# [Work to be completed]
Every entry below must be repeated exactly; skip the pictures.

# [Records provided]
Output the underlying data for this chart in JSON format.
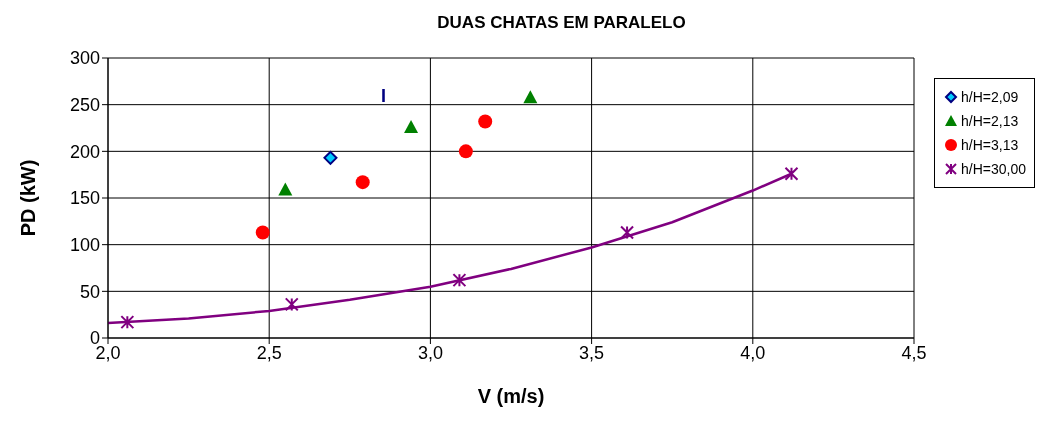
{
  "chart_data": {
    "type": "scatter",
    "title": "DUAS CHATAS EM PARALELO",
    "xlabel": "V (m/s)",
    "ylabel": "PD (kW)",
    "xlim": [
      2.0,
      4.5
    ],
    "xticks": [
      {
        "value": 2,
        "label": "2,0"
      },
      {
        "value": 2.5,
        "label": "2,5"
      },
      {
        "value": 3,
        "label": "3,0"
      },
      {
        "value": 3.5,
        "label": "3,5"
      },
      {
        "value": 4,
        "label": "4,0"
      },
      {
        "value": 4.5,
        "label": "4,5"
      }
    ],
    "ylim": [
      0,
      300
    ],
    "yticks": [
      0,
      50,
      100,
      150,
      200,
      250,
      300
    ],
    "grid": true,
    "legend": "right",
    "annotations": [
      "I"
    ],
    "series": [
      {
        "name": "h/H=2,09",
        "color": "#00ccff",
        "marker": "diamond",
        "x": [
          2.69
        ],
        "values": [
          193
        ]
      },
      {
        "name": "h/H=2,13",
        "color": "#008000",
        "marker": "triangle",
        "x": [
          2.55,
          2.94,
          3.31
        ],
        "values": [
          159,
          226,
          258
        ]
      },
      {
        "name": "h/H=3,13",
        "color": "#ff0000",
        "marker": "circle",
        "x": [
          2.48,
          2.79,
          3.11,
          3.17
        ],
        "values": [
          113,
          167,
          200,
          232
        ]
      },
      {
        "name": "h/H=30,00",
        "color": "#800080",
        "marker": "cross",
        "x": [
          2.06,
          2.57,
          3.09,
          3.61,
          4.12
        ],
        "values": [
          17,
          36,
          62,
          113,
          176
        ]
      },
      {
        "type": "line",
        "color": "#800080",
        "marker": "none",
        "x": [
          2.0,
          2.25,
          2.5,
          2.75,
          3.0,
          3.25,
          3.5,
          3.75,
          4.0,
          4.12
        ],
        "values": [
          16,
          21,
          29,
          41,
          55,
          74,
          97,
          124,
          158,
          176
        ]
      }
    ]
  }
}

# [Solution to this task]
Output the underlying data for this chart in JSON format.
{
  "chart_data": {
    "type": "scatter",
    "title": "DUAS CHATAS EM PARALELO",
    "xlabel": "V (m/s)",
    "ylabel": "PD (kW)",
    "xlim": [
      2.0,
      4.5
    ],
    "xticks": [
      {
        "value": 2,
        "label": "2,0"
      },
      {
        "value": 2.5,
        "label": "2,5"
      },
      {
        "value": 3,
        "label": "3,0"
      },
      {
        "value": 3.5,
        "label": "3,5"
      },
      {
        "value": 4,
        "label": "4,0"
      },
      {
        "value": 4.5,
        "label": "4,5"
      }
    ],
    "ylim": [
      0,
      300
    ],
    "yticks": [
      0,
      50,
      100,
      150,
      200,
      250,
      300
    ],
    "grid": true,
    "legend": "right",
    "annotations": [
      "I"
    ],
    "series": [
      {
        "name": "h/H=2,09",
        "color": "#00ccff",
        "marker": "diamond",
        "x": [
          2.69
        ],
        "values": [
          193
        ]
      },
      {
        "name": "h/H=2,13",
        "color": "#008000",
        "marker": "triangle",
        "x": [
          2.55,
          2.94,
          3.31
        ],
        "values": [
          159,
          226,
          258
        ]
      },
      {
        "name": "h/H=3,13",
        "color": "#ff0000",
        "marker": "circle",
        "x": [
          2.48,
          2.79,
          3.11,
          3.17
        ],
        "values": [
          113,
          167,
          200,
          232
        ]
      },
      {
        "name": "h/H=30,00",
        "color": "#800080",
        "marker": "cross",
        "x": [
          2.06,
          2.57,
          3.09,
          3.61,
          4.12
        ],
        "values": [
          17,
          36,
          62,
          113,
          176
        ]
      },
      {
        "type": "line",
        "color": "#800080",
        "marker": "none",
        "x": [
          2.0,
          2.25,
          2.5,
          2.75,
          3.0,
          3.25,
          3.5,
          3.75,
          4.0,
          4.12
        ],
        "values": [
          16,
          21,
          29,
          41,
          55,
          74,
          97,
          124,
          158,
          176
        ]
      }
    ]
  }
}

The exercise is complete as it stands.